● **WORK INSTRUCTIONS**
Find the lines with the string "ESPA" and return them.
— Begin —
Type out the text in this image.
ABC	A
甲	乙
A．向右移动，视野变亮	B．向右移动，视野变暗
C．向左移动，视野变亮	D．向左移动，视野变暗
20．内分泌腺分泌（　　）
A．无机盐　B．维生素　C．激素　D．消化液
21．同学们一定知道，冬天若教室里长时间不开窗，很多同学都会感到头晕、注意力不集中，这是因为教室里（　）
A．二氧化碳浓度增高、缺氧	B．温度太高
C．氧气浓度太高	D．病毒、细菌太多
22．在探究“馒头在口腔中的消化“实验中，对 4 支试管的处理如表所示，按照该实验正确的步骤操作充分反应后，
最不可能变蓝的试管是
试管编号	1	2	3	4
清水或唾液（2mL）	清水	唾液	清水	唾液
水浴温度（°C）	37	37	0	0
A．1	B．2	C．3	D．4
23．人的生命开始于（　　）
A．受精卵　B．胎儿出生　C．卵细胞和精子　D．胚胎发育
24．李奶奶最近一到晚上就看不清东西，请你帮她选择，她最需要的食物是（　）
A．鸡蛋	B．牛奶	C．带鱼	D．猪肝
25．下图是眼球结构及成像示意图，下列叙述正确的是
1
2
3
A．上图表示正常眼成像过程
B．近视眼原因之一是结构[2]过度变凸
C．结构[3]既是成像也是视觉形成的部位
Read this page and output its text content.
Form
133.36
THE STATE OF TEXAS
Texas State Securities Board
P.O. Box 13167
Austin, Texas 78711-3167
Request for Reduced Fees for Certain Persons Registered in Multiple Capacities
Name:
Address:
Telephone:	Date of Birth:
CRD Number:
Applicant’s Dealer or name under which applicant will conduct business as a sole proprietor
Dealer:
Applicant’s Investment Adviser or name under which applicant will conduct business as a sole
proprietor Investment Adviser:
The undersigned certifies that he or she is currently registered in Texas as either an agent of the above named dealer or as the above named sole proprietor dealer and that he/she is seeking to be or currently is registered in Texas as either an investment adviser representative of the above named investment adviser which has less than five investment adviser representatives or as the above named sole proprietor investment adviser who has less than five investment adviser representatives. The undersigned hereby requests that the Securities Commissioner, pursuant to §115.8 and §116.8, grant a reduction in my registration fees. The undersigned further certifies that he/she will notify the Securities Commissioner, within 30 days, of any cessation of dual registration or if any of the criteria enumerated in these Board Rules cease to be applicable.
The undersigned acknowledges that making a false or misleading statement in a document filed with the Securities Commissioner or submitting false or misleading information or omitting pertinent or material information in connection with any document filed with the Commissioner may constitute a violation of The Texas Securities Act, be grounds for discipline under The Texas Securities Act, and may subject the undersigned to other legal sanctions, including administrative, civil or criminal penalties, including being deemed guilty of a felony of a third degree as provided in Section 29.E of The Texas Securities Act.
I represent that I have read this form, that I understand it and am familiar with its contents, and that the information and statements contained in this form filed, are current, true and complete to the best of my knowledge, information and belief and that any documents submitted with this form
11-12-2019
— End —
— Begin —
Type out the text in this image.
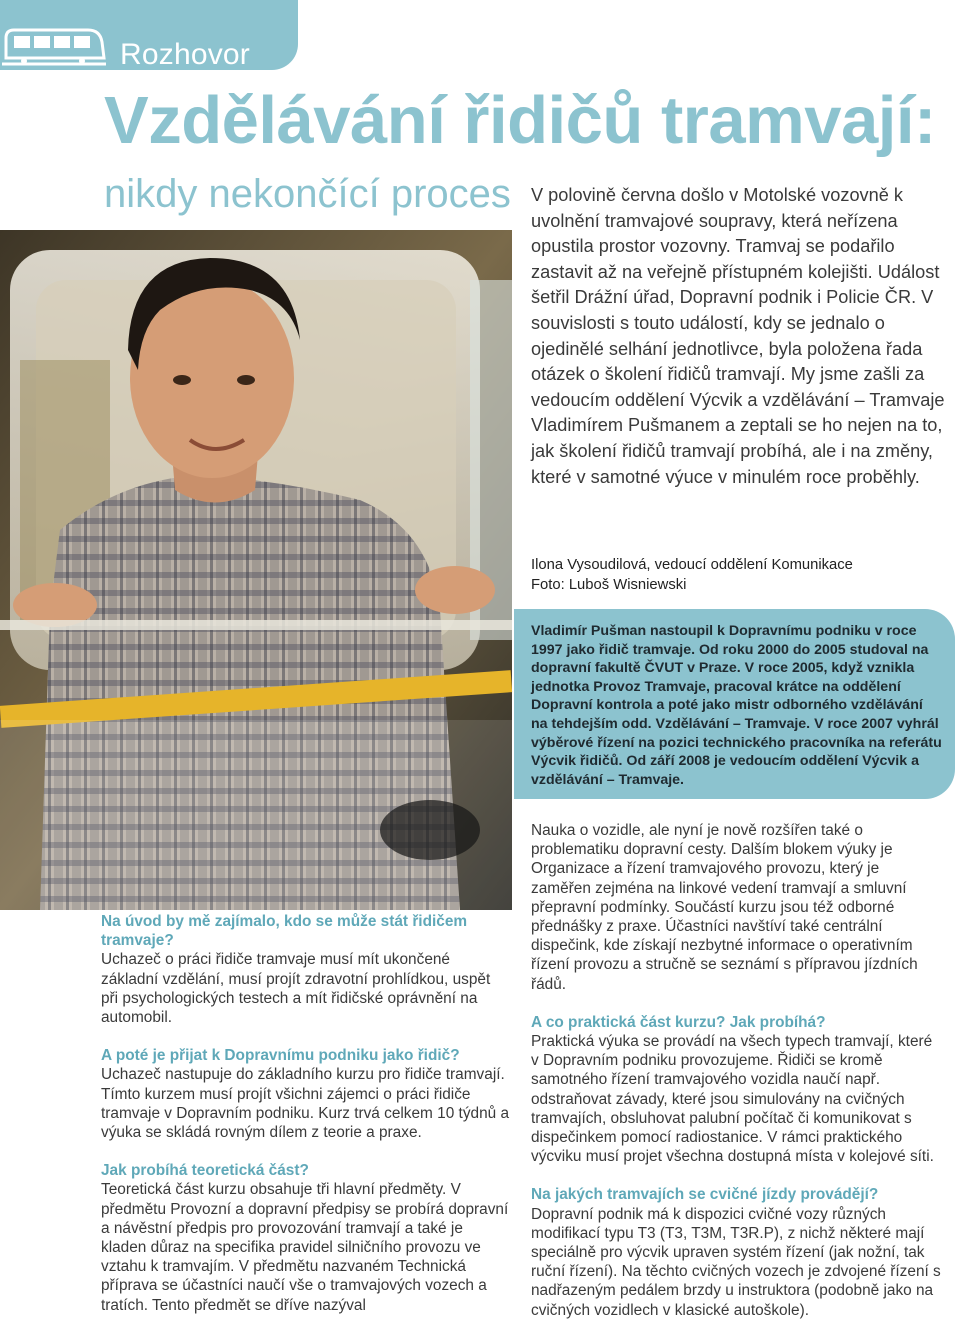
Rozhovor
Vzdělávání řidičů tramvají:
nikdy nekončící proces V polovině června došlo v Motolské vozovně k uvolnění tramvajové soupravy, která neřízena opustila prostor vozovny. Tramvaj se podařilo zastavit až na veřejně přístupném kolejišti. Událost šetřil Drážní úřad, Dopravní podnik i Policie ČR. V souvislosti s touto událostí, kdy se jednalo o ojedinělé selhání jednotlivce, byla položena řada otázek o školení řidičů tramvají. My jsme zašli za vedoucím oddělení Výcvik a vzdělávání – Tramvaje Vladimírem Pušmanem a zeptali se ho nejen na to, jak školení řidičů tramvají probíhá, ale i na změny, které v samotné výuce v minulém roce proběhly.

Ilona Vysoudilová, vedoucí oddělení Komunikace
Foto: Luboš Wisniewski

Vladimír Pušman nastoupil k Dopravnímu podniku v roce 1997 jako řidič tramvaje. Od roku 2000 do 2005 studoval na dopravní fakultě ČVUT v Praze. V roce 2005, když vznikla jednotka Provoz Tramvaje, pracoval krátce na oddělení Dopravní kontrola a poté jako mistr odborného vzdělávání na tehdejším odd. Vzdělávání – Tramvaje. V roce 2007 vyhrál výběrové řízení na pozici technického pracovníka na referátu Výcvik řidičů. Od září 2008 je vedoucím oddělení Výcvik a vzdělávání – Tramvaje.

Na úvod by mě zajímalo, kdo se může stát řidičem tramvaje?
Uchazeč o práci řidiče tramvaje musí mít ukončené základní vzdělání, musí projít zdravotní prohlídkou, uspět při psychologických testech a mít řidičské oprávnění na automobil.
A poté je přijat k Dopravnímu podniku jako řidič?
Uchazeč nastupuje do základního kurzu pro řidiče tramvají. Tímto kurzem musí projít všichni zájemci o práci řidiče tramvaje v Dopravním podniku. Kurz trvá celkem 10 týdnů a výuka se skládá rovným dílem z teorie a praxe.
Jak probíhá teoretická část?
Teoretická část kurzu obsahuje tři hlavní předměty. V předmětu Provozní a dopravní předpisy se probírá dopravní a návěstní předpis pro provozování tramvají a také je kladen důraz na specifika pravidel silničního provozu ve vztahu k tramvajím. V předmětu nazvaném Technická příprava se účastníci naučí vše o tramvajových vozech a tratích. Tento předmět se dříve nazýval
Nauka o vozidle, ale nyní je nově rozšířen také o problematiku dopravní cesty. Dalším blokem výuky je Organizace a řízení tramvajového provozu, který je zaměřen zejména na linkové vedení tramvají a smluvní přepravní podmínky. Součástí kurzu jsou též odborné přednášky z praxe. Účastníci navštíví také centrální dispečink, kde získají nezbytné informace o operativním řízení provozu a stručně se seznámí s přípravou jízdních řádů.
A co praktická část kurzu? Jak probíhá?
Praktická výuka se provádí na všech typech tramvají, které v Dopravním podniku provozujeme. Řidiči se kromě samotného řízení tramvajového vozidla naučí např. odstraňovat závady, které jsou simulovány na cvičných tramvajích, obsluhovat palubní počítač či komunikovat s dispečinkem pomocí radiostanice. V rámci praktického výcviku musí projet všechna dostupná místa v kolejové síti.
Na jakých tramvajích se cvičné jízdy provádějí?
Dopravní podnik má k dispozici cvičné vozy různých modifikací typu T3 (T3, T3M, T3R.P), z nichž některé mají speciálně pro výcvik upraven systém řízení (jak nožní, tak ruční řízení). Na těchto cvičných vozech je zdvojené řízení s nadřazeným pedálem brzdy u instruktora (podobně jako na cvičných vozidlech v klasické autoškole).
— End —
— Begin —
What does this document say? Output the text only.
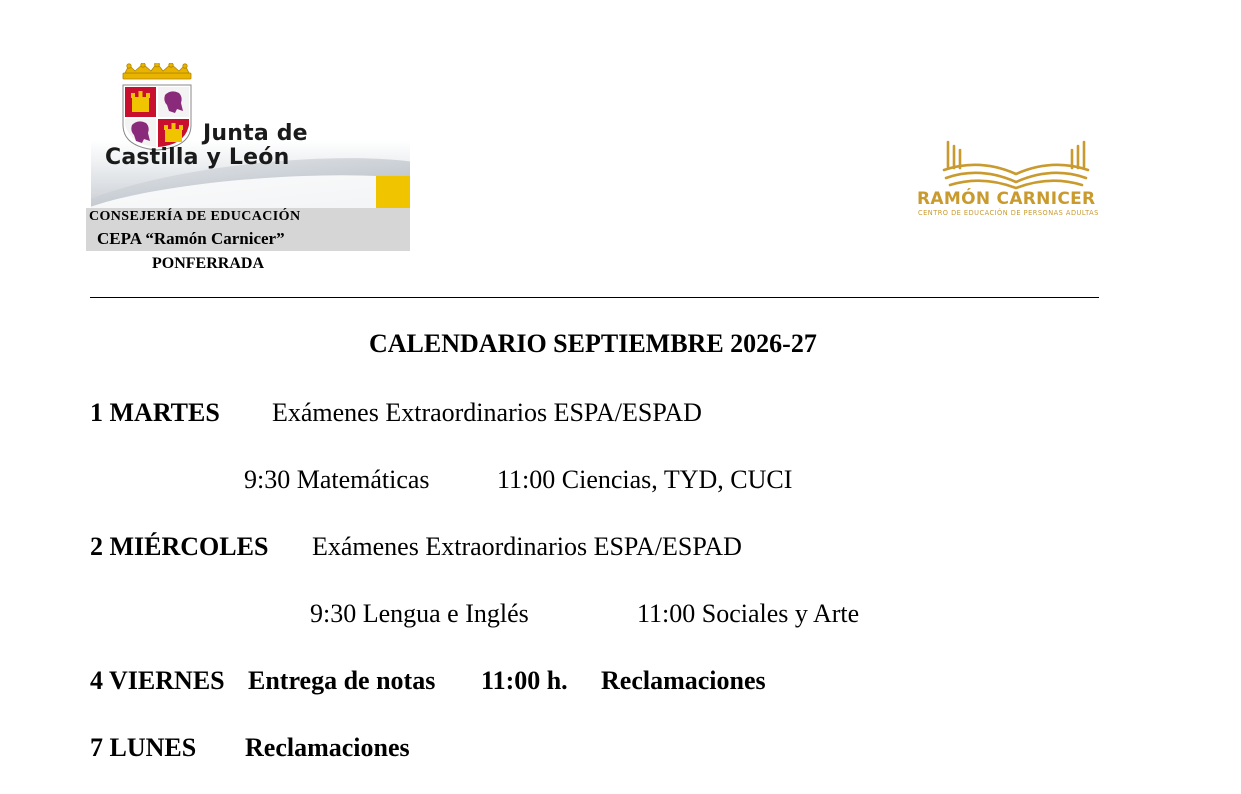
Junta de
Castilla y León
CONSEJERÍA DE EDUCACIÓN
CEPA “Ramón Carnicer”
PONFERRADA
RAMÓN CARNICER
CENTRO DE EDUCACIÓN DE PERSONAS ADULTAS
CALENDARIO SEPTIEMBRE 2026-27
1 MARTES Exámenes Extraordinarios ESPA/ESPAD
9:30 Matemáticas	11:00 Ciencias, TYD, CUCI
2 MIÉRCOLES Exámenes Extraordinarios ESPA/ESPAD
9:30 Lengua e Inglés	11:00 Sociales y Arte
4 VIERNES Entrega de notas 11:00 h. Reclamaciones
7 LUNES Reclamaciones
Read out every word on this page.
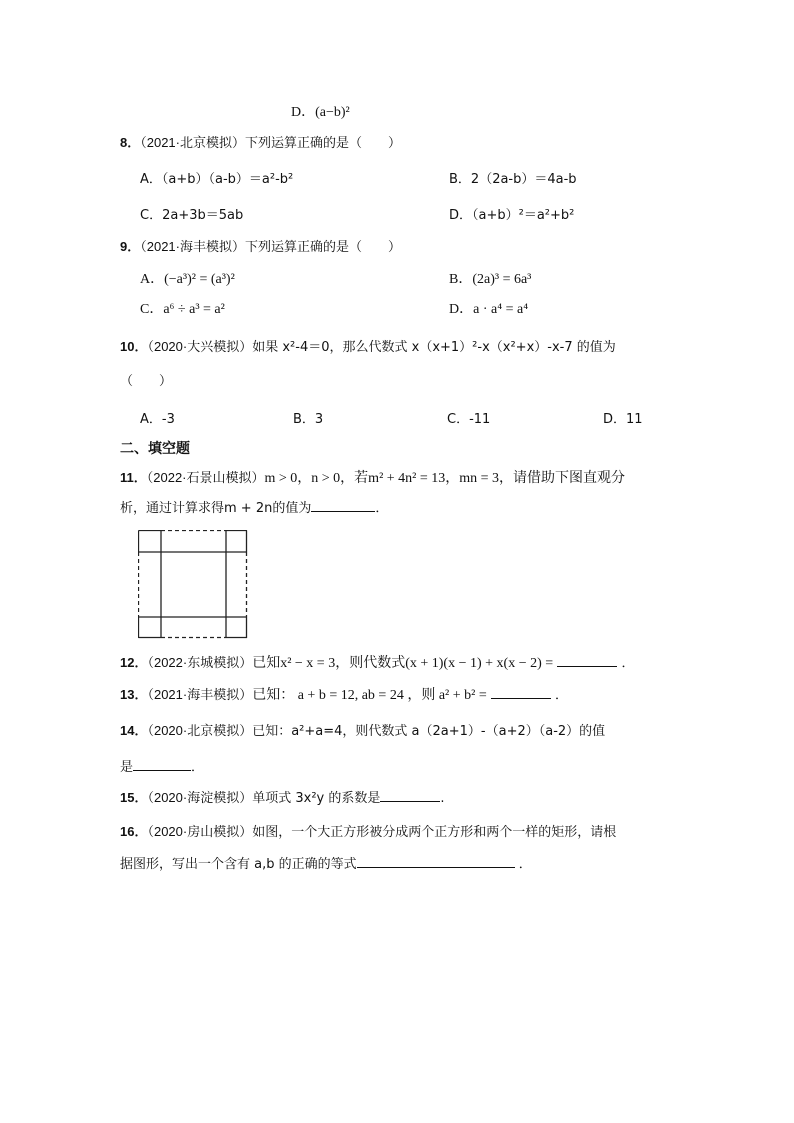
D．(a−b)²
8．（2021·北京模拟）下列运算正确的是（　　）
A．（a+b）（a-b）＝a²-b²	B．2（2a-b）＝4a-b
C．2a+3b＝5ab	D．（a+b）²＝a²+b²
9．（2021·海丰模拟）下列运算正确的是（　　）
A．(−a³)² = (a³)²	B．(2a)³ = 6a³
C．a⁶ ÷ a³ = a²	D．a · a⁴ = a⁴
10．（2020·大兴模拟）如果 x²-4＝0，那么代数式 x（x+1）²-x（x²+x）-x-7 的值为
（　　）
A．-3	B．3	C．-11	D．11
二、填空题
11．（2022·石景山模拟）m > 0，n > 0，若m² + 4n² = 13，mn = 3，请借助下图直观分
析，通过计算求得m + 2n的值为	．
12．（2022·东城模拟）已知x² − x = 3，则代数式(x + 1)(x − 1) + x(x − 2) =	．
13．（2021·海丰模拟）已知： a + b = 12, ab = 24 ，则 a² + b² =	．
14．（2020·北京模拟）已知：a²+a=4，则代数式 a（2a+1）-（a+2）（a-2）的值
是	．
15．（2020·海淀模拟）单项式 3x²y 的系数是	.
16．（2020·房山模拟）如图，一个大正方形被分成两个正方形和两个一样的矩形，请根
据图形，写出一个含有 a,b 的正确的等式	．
— End —
● **WORKED ANSWER**
1 MARTES Exámenes Extraordinarios ESPA/ESPAD
2 MIÉRCOLES Exámenes Extraordinarios ESPA/ESPAD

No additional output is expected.